> _Short problem_
Transcribe the records that follow in their entirety, omitting any pictures.
────────────────────
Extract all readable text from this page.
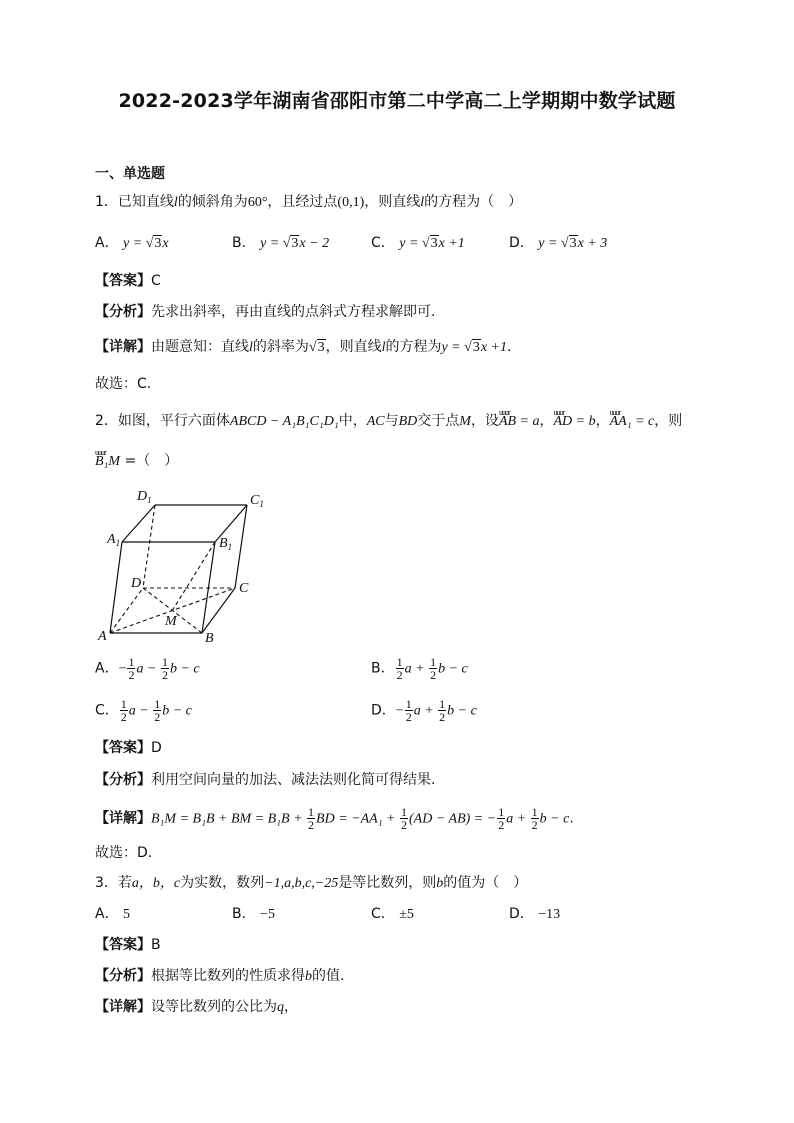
2022-2023学年湖南省邵阳市第二中学高二上学期期中数学试题
一、单选题
1．已知直线l的倾斜角为60°，且经过点(0,1)，则直线l的方程为（　）
A． y = √3x	B． y = √3x − 2	C． y = √3x +1	D． y = √3x + 3
【答案】C
【分析】先求出斜率，再由直线的点斜式方程求解即可.
【详解】由题意知：直线l的斜率为√3，则直线l的方程为y = √3x +1.
故选：C.
2．如图，平行六面体ABCD − A₁B₁C₁D₁中，AC与BD交于点M，设uuur AB = a，uuur AD = b，uuur AA₁ = c，则
uuur B₁M =（　）
$D_1$	$C_1$
$A_1$	$B_1$
D	C
A	B
M
A．− $\frac{1}{2}$ $a - \frac{1}{2}$ b − c	B． $\frac{1}{2}$ $a + \frac{1}{2}$ b − c
C． $\frac{1}{2}$ $a - \frac{1}{2}$ b − c	D．− $\frac{1}{2}$ $a + \frac{1}{2}$ b − c
【答案】D
【分析】利用空间向量的加法、减法法则化简可得结果.
【详解】B₁M = B₁B + BM = $B_1B + \frac{1}{2}$ BD = $-AA_1 + \frac{1}{2} (AD - AB)$ = − $\frac{1}{2}$ $a + \frac{1}{2}$ b − c.
故选：D.
3．若a，b，c为实数，数列−1,a,b,c,−25是等比数列，则b的值为（　）
A． 5	B． −5	C． ±5	D． −13
【答案】B
【分析】根据等比数列的性质求得b的值.
【详解】设等比数列的公比为q，
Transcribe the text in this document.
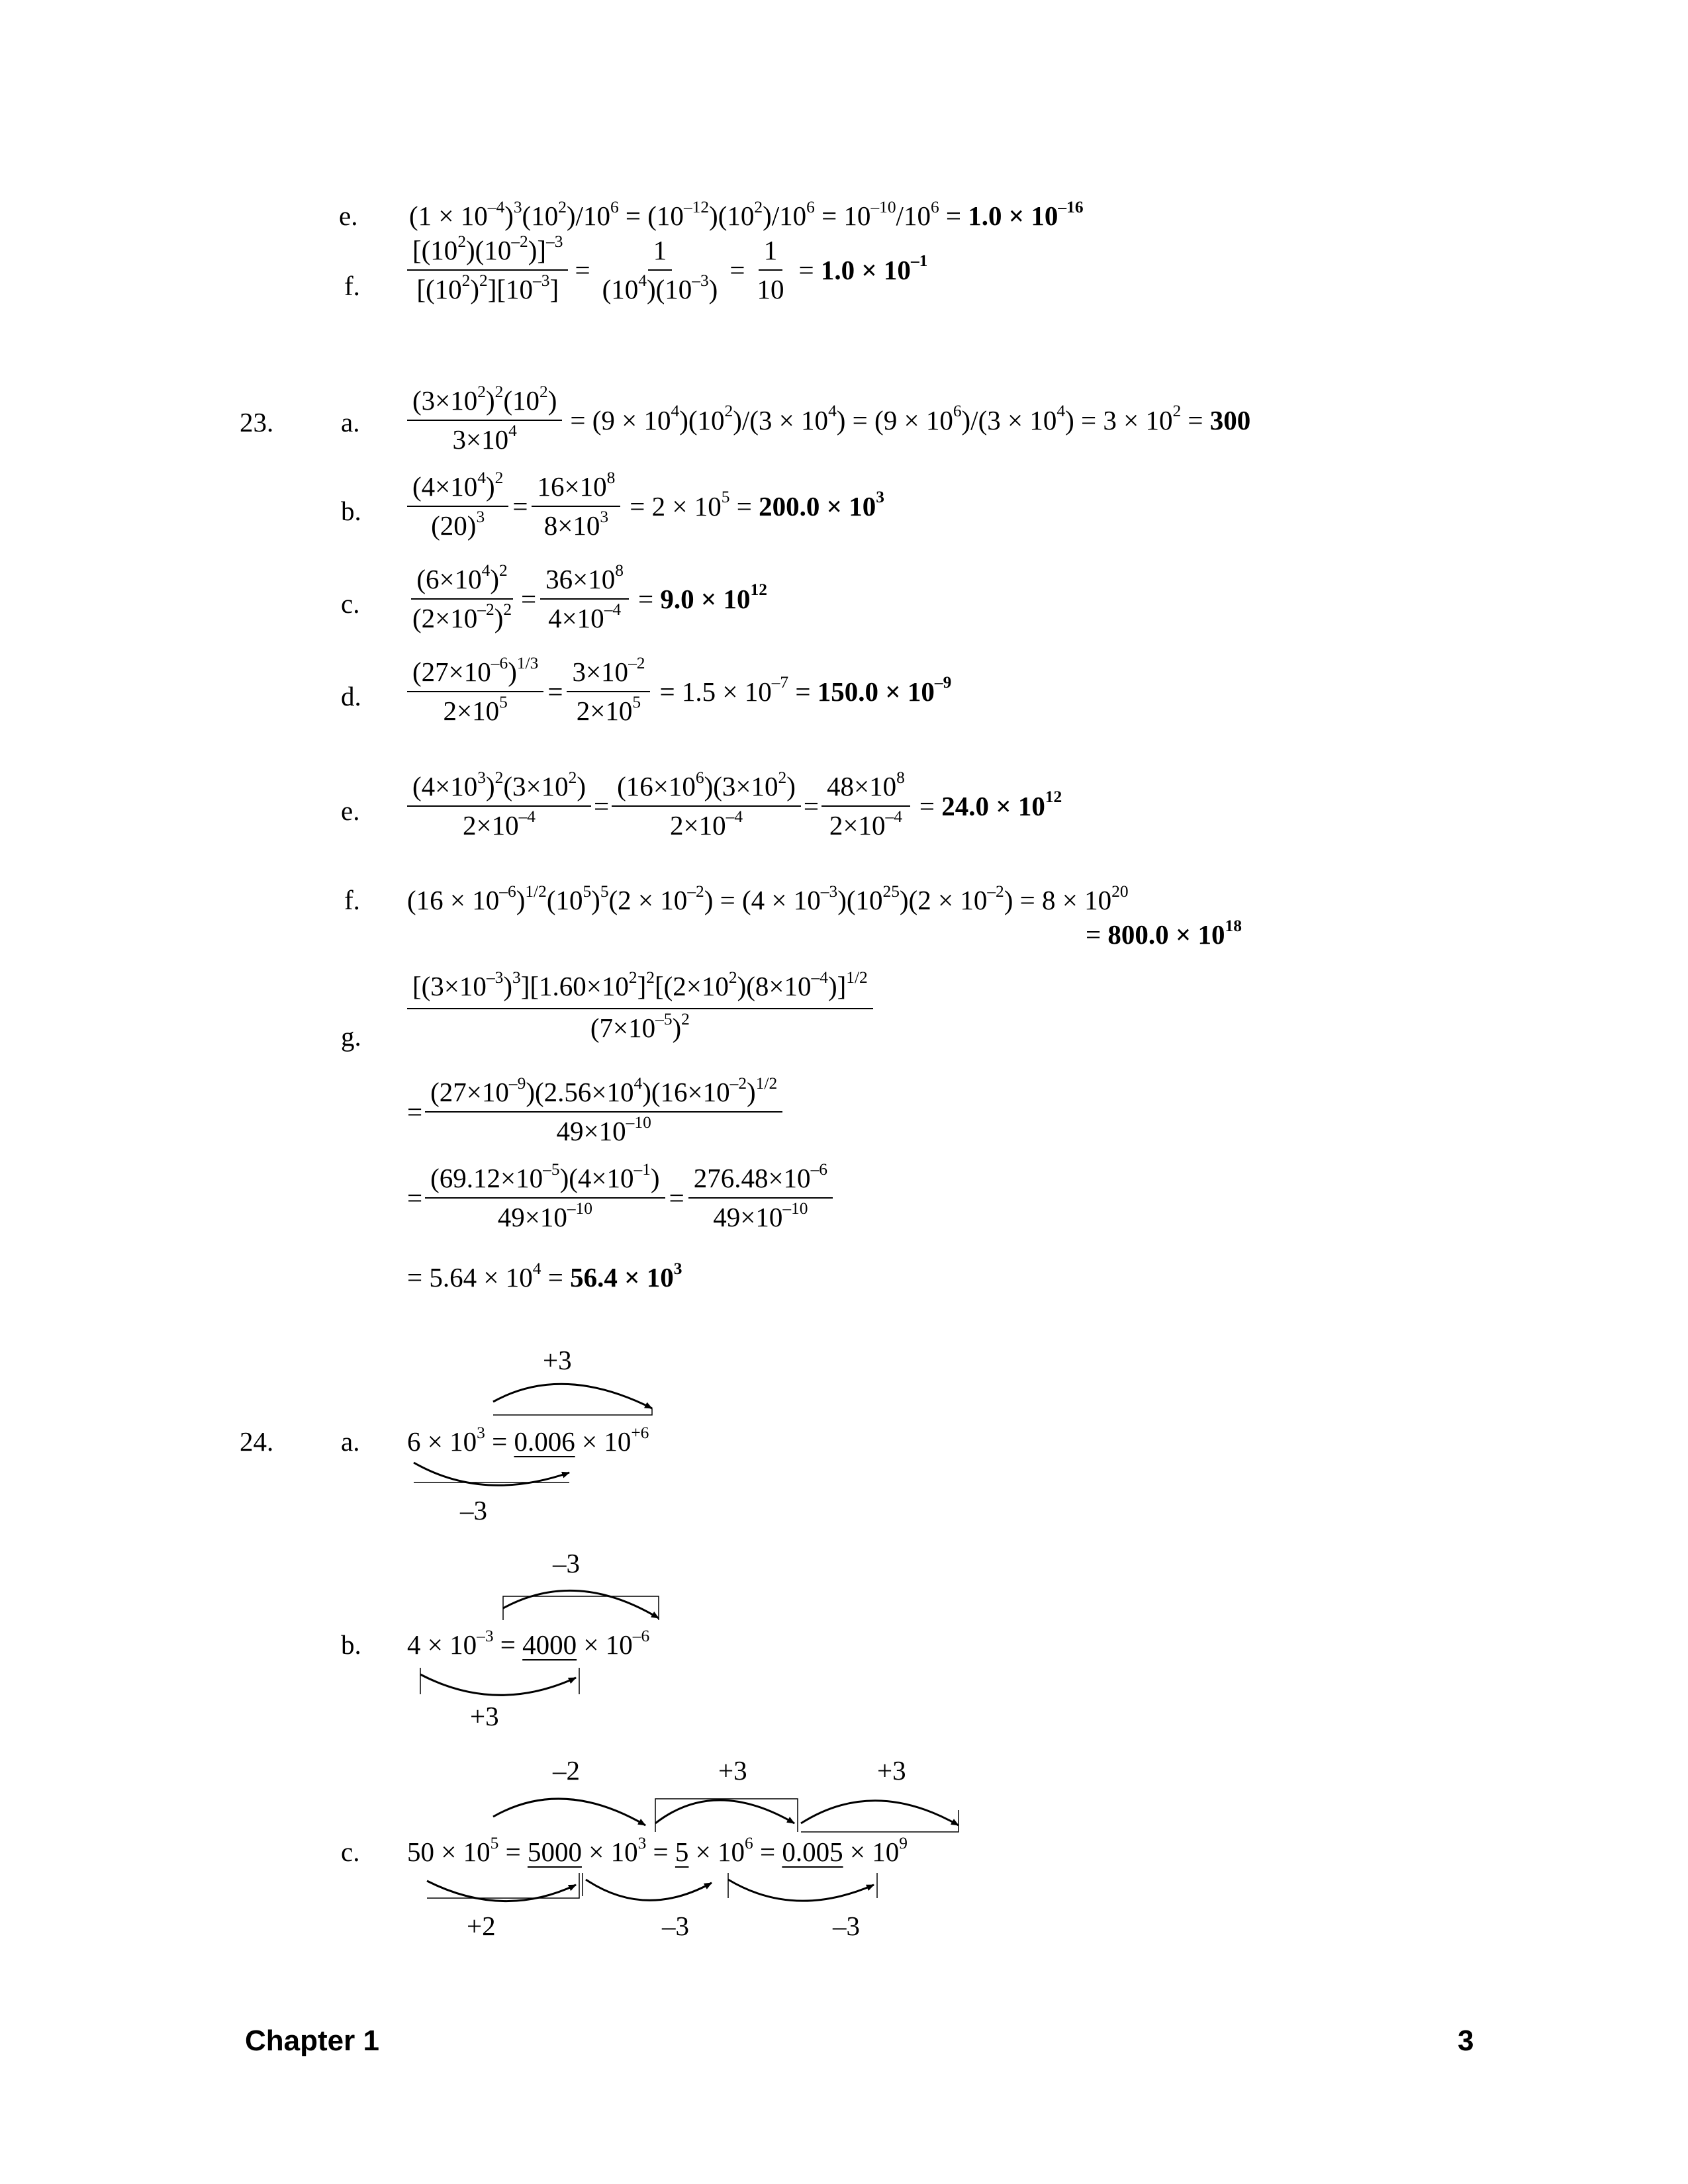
e. $(1 \times 10^{-4})^3(10^2)/10^6 = (10^{-12})(10^2)/10^6 = 10^{-10}/10^6 = 1.0 \times 10^{-16}$
f. $\frac{[(10^2)(10^{-2})]^{-3}}{[(10^2)^2][10^{-3}]} = \frac{1}{(10^4)(10^{-3})} = \frac{1}{10} = 1.0 \times 10^{-1}$
23. a. $\frac{(3\times 10^2)^2(10^2)}{3\times 10^4} = (9 \times 10^4)(10^2)/(3 \times 10^4) = (9 \times 10^6)/(3 \times 10^4) = 3 \times 10^2 = 300$
b. $\frac{(4\times 10^4)^2}{(20)^3} = \frac{16\times 10^8}{8\times 10^3} = 2 \times 10^5 = 200.0 \times 10^3$
c. $\frac{(6\times 10^4)^2}{(2\times 10^{-2})^2} = \frac{36\times 10^8}{4\times 10^{-4}} = 9.0 \times 10^{12}$
d. $\frac{(27\times 10^{-6})^{1/3}}{2\times 10^5} = \frac{3\times 10^{-2}}{2\times 10^5} = 1.5 \times 10^{-7} = 150.0 \times 10^{-9}$
e. $\frac{(4\times 10^3)^2(3\times 10^2)}{2\times 10^{-4}} = \frac{(16\times 10^6)(3\times 10^2)}{2\times 10^{-4}} = \frac{48\times 10^8}{2\times 10^{-4}} = 24.0 \times 10^{12}$
f. $(16 \times 10^{-6})^{1/2}(10^5)^5(2 \times 10^{-2}) = (4 \times 10^{-3})(10^{25})(2 \times 10^{-2}) = 8 \times 10^{20}$
= $800.0 \times 10^{18}$
g. $\frac{[(3\times 10^{-3})^3][1.60\times 10^2]^2[(2\times 10^2)(8\times 10^{-4})]^{1/2}}{(7\times 10^{-5})^2}$
= $\frac{(27\times 10^{-9})(2.56\times 10^4)(16\times 10^{-2})^{1/2}}{49\times 10^{-10}}$
= $\frac{(69.12\times 10^{-5})(4\times 10^{-1})}{49\times 10^{-10}} = \frac{276.48\times 10^{-6}}{49\times 10^{-10}}$
= $5.64 \times 10^4 = 56.4 \times 10^3$
24. a.
+3
$6 \times 10^3 = 0.006 \times 10^{+6}$
–3
b.
–3
$4 \times 10^{-3} = 4000 \times 10^{-6}$
+3
c.
–2	+3	+3
$50 \times 10^5 = 5000 \times 10^3 = 5 \times 10^6 = 0.005 \times 10^9$
+2	–3	–3
Chapter 1	3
────────────────────
> _Complete answer_
Extract all readable text from this page.
2022-2023学年湖南省邵阳市第二中学高二上学期期中数学试题
一、单选题
1．已知直线l的倾斜角为60°，且经过点(0,1)，则直线l的方程为（　）
A． y = √3x	B． y = √3x − 2	C． y = √3x +1	D． y = √3x + 3
【答案】C
【分析】先求出斜率，再由直线的点斜式方程求解即可.
【详解】由题意知：直线l的斜率为√3，则直线l的方程为y = √3x +1.
故选：C.
2．如图，平行六面体ABCD − A₁B₁C₁D₁中，AC与BD交于点M，设uuur AB = a，uuur AD = b，uuur AA₁ = c，则
uuur B₁M =（　）
$D_1$	$C_1$
$A_1$	$B_1$
D	C
A	B
M
A．− $\frac{1}{2}$ $a - \frac{1}{2}$ b − c	B． $\frac{1}{2}$ $a + \frac{1}{2}$ b − c
C． $\frac{1}{2}$ $a - \frac{1}{2}$ b − c	D．− $\frac{1}{2}$ $a + \frac{1}{2}$ b − c
【答案】D
【分析】利用空间向量的加法、减法法则化简可得结果.
【详解】B₁M = B₁B + BM = $B_1B + \frac{1}{2}$ BD = $-AA_1 + \frac{1}{2} (AD - AB)$ = − $\frac{1}{2}$ $a + \frac{1}{2}$ b − c.
故选：D.
3．若a，b，c为实数，数列−1,a,b,c,−25是等比数列，则b的值为（　）
A． 5	B． −5	C． ±5	D． −13
【答案】B
【分析】根据等比数列的性质求得b的值.
【详解】设等比数列的公比为q，
Transcribe the text in this document.
e. $(1 \times 10^{-4})^3(10^2)/10^6 = (10^{-12})(10^2)/10^6 = 10^{-10}/10^6 = 1.0 \times 10^{-16}$
f. $\frac{[(10^2)(10^{-2})]^{-3}}{[(10^2)^2][10^{-3}]} = \frac{1}{(10^4)(10^{-3})} = \frac{1}{10} = 1.0 \times 10^{-1}$
23. a. $\frac{(3\times 10^2)^2(10^2)}{3\times 10^4} = (9 \times 10^4)(10^2)/(3 \times 10^4) = (9 \times 10^6)/(3 \times 10^4) = 3 \times 10^2 = 300$
b. $\frac{(4\times 10^4)^2}{(20)^3} = \frac{16\times 10^8}{8\times 10^3} = 2 \times 10^5 = 200.0 \times 10^3$
c. $\frac{(6\times 10^4)^2}{(2\times 10^{-2})^2} = \frac{36\times 10^8}{4\times 10^{-4}} = 9.0 \times 10^{12}$
d. $\frac{(27\times 10^{-6})^{1/3}}{2\times 10^5} = \frac{3\times 10^{-2}}{2\times 10^5} = 1.5 \times 10^{-7} = 150.0 \times 10^{-9}$
e. $\frac{(4\times 10^3)^2(3\times 10^2)}{2\times 10^{-4}} = \frac{(16\times 10^6)(3\times 10^2)}{2\times 10^{-4}} = \frac{48\times 10^8}{2\times 10^{-4}} = 24.0 \times 10^{12}$
f. $(16 \times 10^{-6})^{1/2}(10^5)^5(2 \times 10^{-2}) = (4 \times 10^{-3})(10^{25})(2 \times 10^{-2}) = 8 \times 10^{20}$
= $800.0 \times 10^{18}$
g. $\frac{[(3\times 10^{-3})^3][1.60\times 10^2]^2[(2\times 10^2)(8\times 10^{-4})]^{1/2}}{(7\times 10^{-5})^2}$
= $\frac{(27\times 10^{-9})(2.56\times 10^4)(16\times 10^{-2})^{1/2}}{49\times 10^{-10}}$
= $\frac{(69.12\times 10^{-5})(4\times 10^{-1})}{49\times 10^{-10}} = \frac{276.48\times 10^{-6}}{49\times 10^{-10}}$
= $5.64 \times 10^4 = 56.4 \times 10^3$
24. a.
+3
$6 \times 10^3 = 0.006 \times 10^{+6}$
–3
b.
–3
$4 \times 10^{-3} = 4000 \times 10^{-6}$
+3
c.
–2	+3	+3
$50 \times 10^5 = 5000 \times 10^3 = 5 \times 10^6 = 0.005 \times 10^9$
+2	–3	–3
Chapter 1	3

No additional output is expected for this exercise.